* Seçilen Bölüm:
%%

Görüşmek üzere, Allah’a emanet olun…


Dağkağan
27.11.2018 12:17:06
çok etkileyici bir hikaye. Gerçek olduğunu düşünüyorum,yazınızın sonunda ki ifadelerinizden sn Akın.

nurten
27.11.2018 12:40:26
Böyle sevdalar kaldı mı. Kalmadı maalesef. Teknoloji ve iletişim çağının çocukları bu sevdaları yaşamadan ölecekler,hatırlatan kaleminiz var olsun.

Kürşad Yılmaz
27.11.2018 15:08:31
Bazı kitaplarda olduğu gibi bazı yazılara da bir teşekkür yorumu yazmayı bir borç bilirim. Bu yazınız öyle bir yazı sevgili Akın abi. Fazla yoruma da gerek yok aslında eski sevdalar başkaymış gerçekten.

%%

* Alıştırma Yönergesi: Seçilen bölümün "Görüşmek üzere, Allah’a" ile "ifadelerinizden sn Akın." arasındaki kısmını, her ikisi de dahil olmak üzere, "hikaye" yerine "öykü" yazarak düzenleyin. Kayıtlar, seçilen bölümden bağımsız, ayrı bir malzemedir.

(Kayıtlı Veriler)
%%

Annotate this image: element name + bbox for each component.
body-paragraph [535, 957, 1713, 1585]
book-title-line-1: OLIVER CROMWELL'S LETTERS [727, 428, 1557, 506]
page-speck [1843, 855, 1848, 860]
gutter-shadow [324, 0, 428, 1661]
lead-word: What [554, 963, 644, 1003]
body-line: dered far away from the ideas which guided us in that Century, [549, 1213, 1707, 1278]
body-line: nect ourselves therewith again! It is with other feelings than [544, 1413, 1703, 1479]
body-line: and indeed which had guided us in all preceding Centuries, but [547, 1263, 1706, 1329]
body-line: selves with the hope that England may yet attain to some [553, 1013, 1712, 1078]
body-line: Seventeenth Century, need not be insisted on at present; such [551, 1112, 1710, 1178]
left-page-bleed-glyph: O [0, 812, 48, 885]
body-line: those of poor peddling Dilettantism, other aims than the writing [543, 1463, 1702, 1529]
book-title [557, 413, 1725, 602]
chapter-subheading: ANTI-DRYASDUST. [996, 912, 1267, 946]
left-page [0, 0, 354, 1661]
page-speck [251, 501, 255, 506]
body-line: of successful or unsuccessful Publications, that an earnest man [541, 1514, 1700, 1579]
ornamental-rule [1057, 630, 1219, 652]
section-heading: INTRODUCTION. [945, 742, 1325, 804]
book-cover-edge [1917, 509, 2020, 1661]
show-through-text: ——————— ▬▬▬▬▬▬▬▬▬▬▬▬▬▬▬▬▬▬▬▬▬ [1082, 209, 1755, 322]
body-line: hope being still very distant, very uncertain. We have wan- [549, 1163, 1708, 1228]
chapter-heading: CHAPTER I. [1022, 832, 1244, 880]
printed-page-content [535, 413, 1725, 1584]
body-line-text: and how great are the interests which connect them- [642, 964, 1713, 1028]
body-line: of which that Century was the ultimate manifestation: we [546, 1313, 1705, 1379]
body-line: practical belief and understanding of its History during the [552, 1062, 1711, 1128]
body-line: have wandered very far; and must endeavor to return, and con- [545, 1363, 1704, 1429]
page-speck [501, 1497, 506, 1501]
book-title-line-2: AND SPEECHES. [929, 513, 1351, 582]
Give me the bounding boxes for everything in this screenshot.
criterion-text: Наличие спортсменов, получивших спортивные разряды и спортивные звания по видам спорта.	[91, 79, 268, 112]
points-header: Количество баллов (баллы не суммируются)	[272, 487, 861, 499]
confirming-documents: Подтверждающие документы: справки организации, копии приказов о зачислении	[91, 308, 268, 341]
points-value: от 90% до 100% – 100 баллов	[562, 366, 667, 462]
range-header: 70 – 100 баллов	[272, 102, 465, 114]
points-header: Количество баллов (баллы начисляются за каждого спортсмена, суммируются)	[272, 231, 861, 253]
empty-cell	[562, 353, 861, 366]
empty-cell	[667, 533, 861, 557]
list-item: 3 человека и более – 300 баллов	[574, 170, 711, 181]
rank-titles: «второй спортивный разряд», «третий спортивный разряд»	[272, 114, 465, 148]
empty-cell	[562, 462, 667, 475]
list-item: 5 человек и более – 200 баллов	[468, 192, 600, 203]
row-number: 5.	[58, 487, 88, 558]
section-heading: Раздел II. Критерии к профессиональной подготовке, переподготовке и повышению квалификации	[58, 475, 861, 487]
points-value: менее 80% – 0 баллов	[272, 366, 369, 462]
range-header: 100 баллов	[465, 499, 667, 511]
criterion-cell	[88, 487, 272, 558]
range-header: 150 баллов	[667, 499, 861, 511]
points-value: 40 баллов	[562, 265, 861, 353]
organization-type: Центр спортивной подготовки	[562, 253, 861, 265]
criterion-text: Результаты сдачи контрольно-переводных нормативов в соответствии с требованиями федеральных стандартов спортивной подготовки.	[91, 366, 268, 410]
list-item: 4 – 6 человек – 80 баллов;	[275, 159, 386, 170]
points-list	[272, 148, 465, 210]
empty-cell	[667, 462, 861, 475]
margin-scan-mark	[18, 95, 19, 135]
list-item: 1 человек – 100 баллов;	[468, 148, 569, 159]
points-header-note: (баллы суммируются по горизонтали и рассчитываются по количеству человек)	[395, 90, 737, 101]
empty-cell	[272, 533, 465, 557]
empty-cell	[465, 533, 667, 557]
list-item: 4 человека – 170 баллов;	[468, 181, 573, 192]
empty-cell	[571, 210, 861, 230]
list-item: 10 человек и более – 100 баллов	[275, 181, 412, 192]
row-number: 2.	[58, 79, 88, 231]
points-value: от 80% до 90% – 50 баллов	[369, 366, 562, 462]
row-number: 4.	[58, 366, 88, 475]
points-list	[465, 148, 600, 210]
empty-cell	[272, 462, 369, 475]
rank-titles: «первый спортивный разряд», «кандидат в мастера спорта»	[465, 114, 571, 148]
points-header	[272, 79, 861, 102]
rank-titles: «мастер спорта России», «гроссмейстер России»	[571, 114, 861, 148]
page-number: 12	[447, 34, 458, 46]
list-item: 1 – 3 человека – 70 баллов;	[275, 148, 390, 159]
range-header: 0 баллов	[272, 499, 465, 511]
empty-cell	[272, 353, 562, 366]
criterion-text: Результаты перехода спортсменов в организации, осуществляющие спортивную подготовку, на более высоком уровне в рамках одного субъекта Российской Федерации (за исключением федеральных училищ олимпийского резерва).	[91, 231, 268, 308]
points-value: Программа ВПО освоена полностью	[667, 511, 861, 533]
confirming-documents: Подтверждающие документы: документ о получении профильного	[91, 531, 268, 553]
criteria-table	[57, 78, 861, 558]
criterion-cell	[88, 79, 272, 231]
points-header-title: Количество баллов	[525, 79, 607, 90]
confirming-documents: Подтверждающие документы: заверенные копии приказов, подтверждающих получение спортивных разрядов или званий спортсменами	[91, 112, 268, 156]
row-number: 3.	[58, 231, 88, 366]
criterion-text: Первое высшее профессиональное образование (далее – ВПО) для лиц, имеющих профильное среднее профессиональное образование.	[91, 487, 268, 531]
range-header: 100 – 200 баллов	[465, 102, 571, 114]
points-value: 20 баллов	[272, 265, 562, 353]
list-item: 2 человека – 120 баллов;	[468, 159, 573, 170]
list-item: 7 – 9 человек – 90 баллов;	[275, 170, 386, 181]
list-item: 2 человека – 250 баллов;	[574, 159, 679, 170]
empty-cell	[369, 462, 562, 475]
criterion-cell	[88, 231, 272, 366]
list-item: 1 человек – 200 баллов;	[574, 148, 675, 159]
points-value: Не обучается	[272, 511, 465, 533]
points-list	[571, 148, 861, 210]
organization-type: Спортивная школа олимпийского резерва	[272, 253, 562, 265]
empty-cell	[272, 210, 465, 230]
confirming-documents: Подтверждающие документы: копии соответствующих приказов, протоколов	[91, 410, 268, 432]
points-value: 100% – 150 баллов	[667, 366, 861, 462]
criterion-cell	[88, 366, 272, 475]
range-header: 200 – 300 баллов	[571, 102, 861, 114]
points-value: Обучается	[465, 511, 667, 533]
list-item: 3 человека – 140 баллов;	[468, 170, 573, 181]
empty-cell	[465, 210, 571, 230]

%%

* Yanıt Aşağıdadır:
Görüşmek üzere, Allah’a emanet olun…


Dağkağan
27.11.2018 12:17:06
çok etkileyici bir öykü. Gerçek olduğunu düşünüyorum,yazınızın sonunda ki ifadelerinizden sn Akın.